- **Supplied entries**
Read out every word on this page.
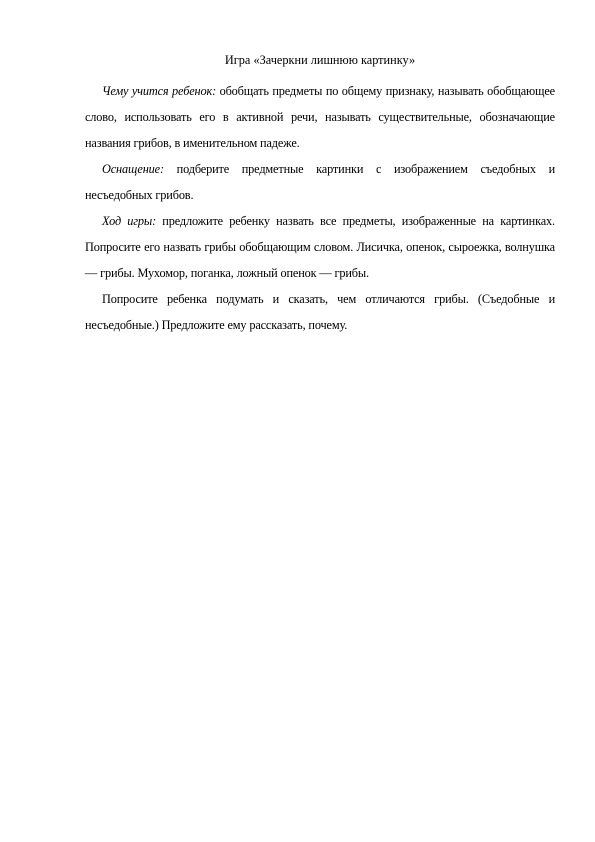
Игра «Зачеркни лишнюю картинку»

Чему учится ребенок: обобщать предметы по общему признаку, называть обобщающее слово, использовать его в активной речи, называть существительные, обозначающие названия грибов, в именительном падеже.

Оснащение: подберите предметные картинки с изображением съедобных и несъедобных грибов.

Ход игры: предложите ребенку назвать все предметы, изображенные на картинках. Попросите его назвать грибы обобщающим словом. Лисичка, опенок, сыроежка, волнушка — грибы. Мухомор, поганка, ложный опенок — грибы.

Попросите ребенка подумать и сказать, чем отличаются грибы. (Съедобные и несъедобные.) Предложите ему рассказать, почему.
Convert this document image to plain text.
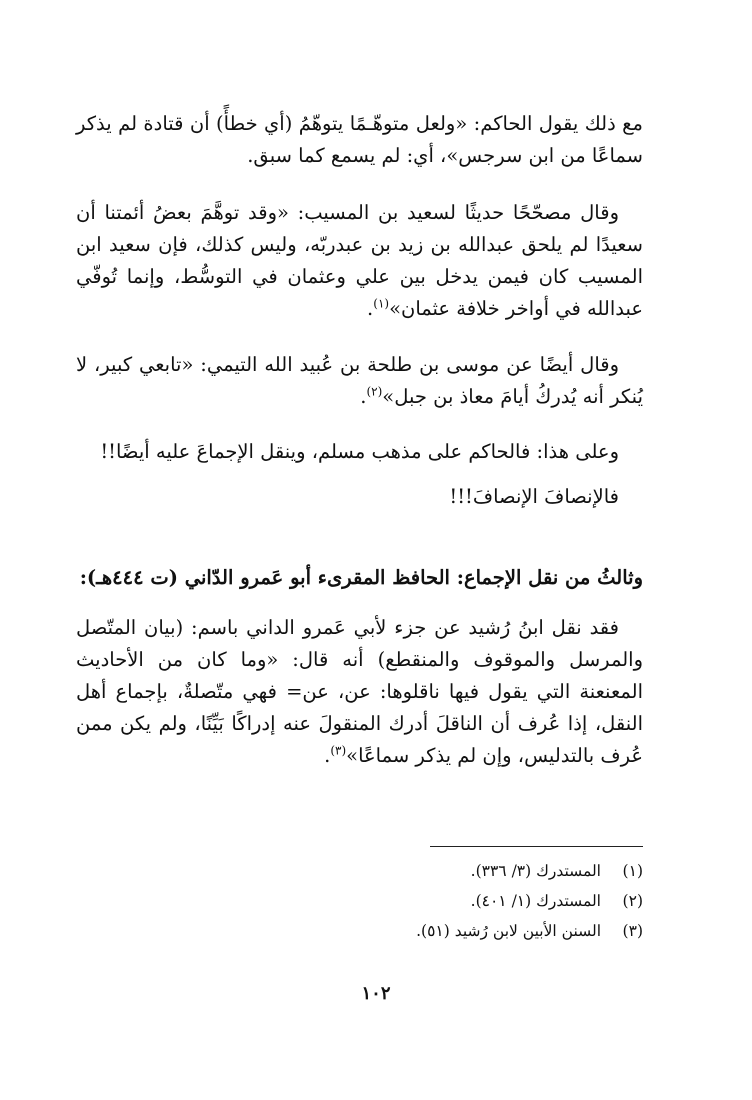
مع ذلك يقول الحاكم: «ولعل متوهّـمًا يتوهّمُ (أي خطأً) أن قتادة لم يذكر سماعًا من ابن سرجس»، أي: لم يسمع كما سبق.
وقال مصحّحًا حديثًا لسعيد بن المسيب: «وقد توهَّمَ بعضُ أئمتنا أن سعيدًا لم يلحق عبدالله بن زيد بن عبدربّه، وليس كذلك، فإن سعيد ابن المسيب كان فيمن يدخل بين علي وعثمان في التوسُّط، وإنما تُوفّي عبدالله في أواخر خلافة عثمان»$^{(١)}$.
وقال أيضًا عن موسى بن طلحة بن عُبيد الله التيمي: «تابعي كبير، لا يُنكر أنه يُدركُ أيامَ معاذ بن جبل»$^{(٢)}$.
وعلى هذا: فالحاكم على مذهب مسلم، وينقل الإجماعَ عليه أيضًا!!
فالإنصافَ الإنصافَ!!!
وثالثُ من نقل الإجماع: الحافظ المقرىء أبو عَمرو الدّاني (ت ٤٤٤هـ):
فقد نقل ابنُ رُشيد عن جزء لأبي عَمرو الداني باسم: (بيان المتّصل والمرسل والموقوف والمنقطع) أنه قال: «وما كان من الأحاديث المعنعنة التي يقول فيها ناقلوها: عن، عن= فهي متّصلةٌ، بإجماع أهل النقل، إذا عُرف أن الناقلَ أدرك المنقولَ عنه إدراكًا بَيِّنًا، ولم يكن ممن عُرف بالتدليس، وإن لم يذكر سماعًا»$^{(٣)}$.
(١)المستدرك (٣/ ٣٣٦).
(٢)المستدرك (١/ ٤٠١).
(٣)السنن الأبين لابن رُشيد (٥١).
١٠٢
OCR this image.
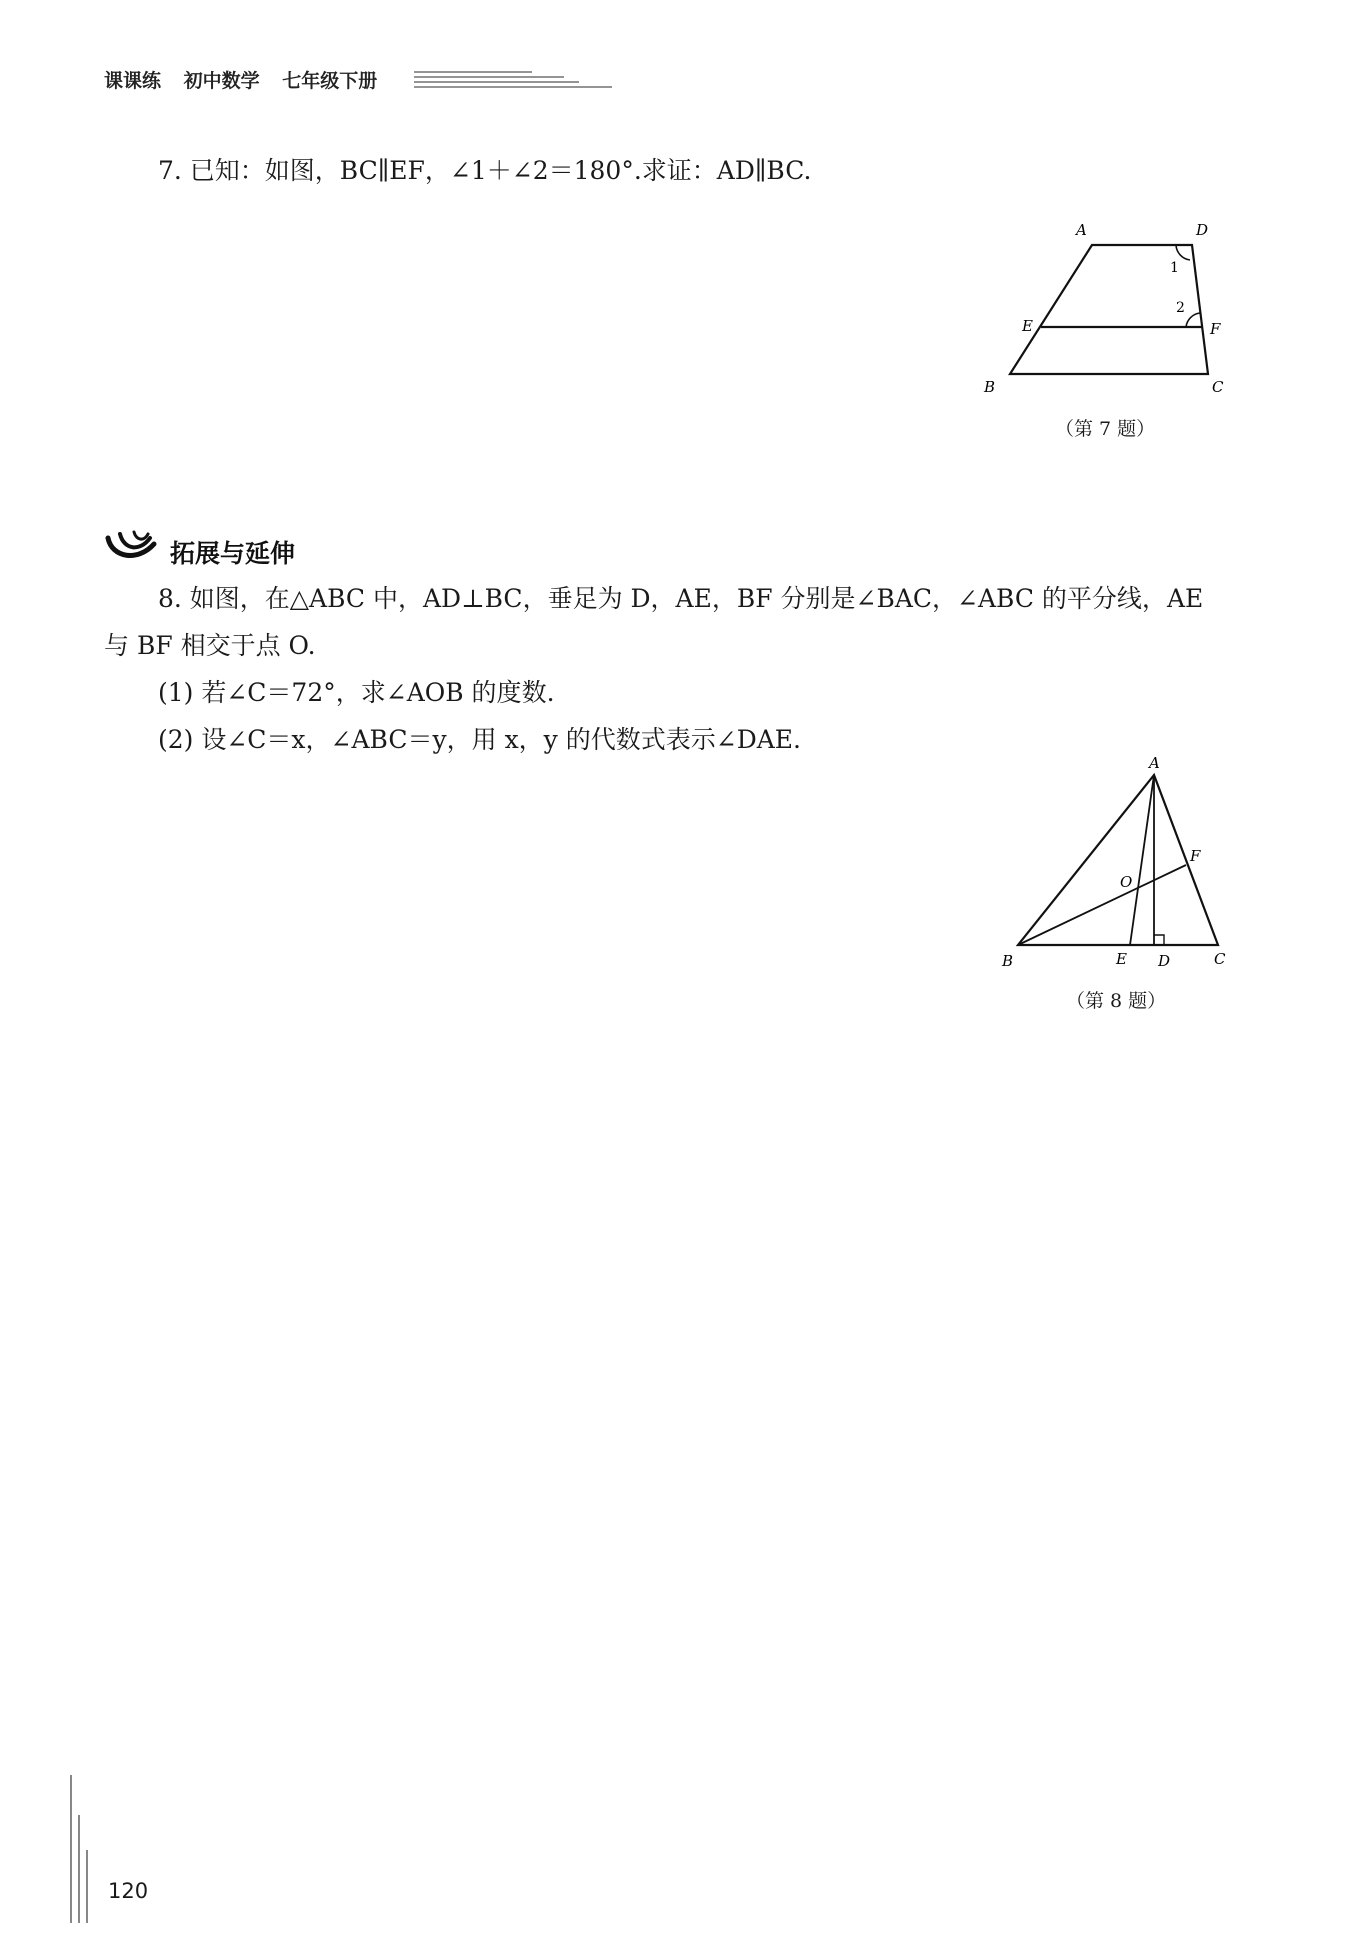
课课练 初中数学 七年级下册
7. 已知：如图，BC∥EF，∠1＋∠2＝180°.求证：AD∥BC.
A	D
1
2
E	F
B	C
（第 7 题）
拓展与延伸
8. 如图，在△ABC 中，AD⊥BC，垂足为 D，AE，BF 分别是∠BAC，∠ABC 的平分线，AE
与 BF 相交于点 O.
(1) 若∠C＝72°，求∠AOB 的度数.
(2) 设∠C＝x，∠ABC＝y，用 x，y 的代数式表示∠DAE.
A
F
O
B	E D	C
（第 8 题）
120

- **Work to do**
Everything from the line with "OCR this image." through the final line of the records above should be written out exactly, minus the pictures.

- **Result of the task**
OCR this image.
课课练 初中数学 七年级下册
7. 已知：如图，BC∥EF，∠1＋∠2＝180°.求证：AD∥BC.
A	D
1
2
E	F
B	C
（第 7 题）
拓展与延伸
8. 如图，在△ABC 中，AD⊥BC，垂足为 D，AE，BF 分别是∠BAC，∠ABC 的平分线，AE
与 BF 相交于点 O.
(1) 若∠C＝72°，求∠AOB 的度数.
(2) 设∠C＝x，∠ABC＝y，用 x，y 的代数式表示∠DAE.
A
F
O
B	E D	C
（第 8 题）
120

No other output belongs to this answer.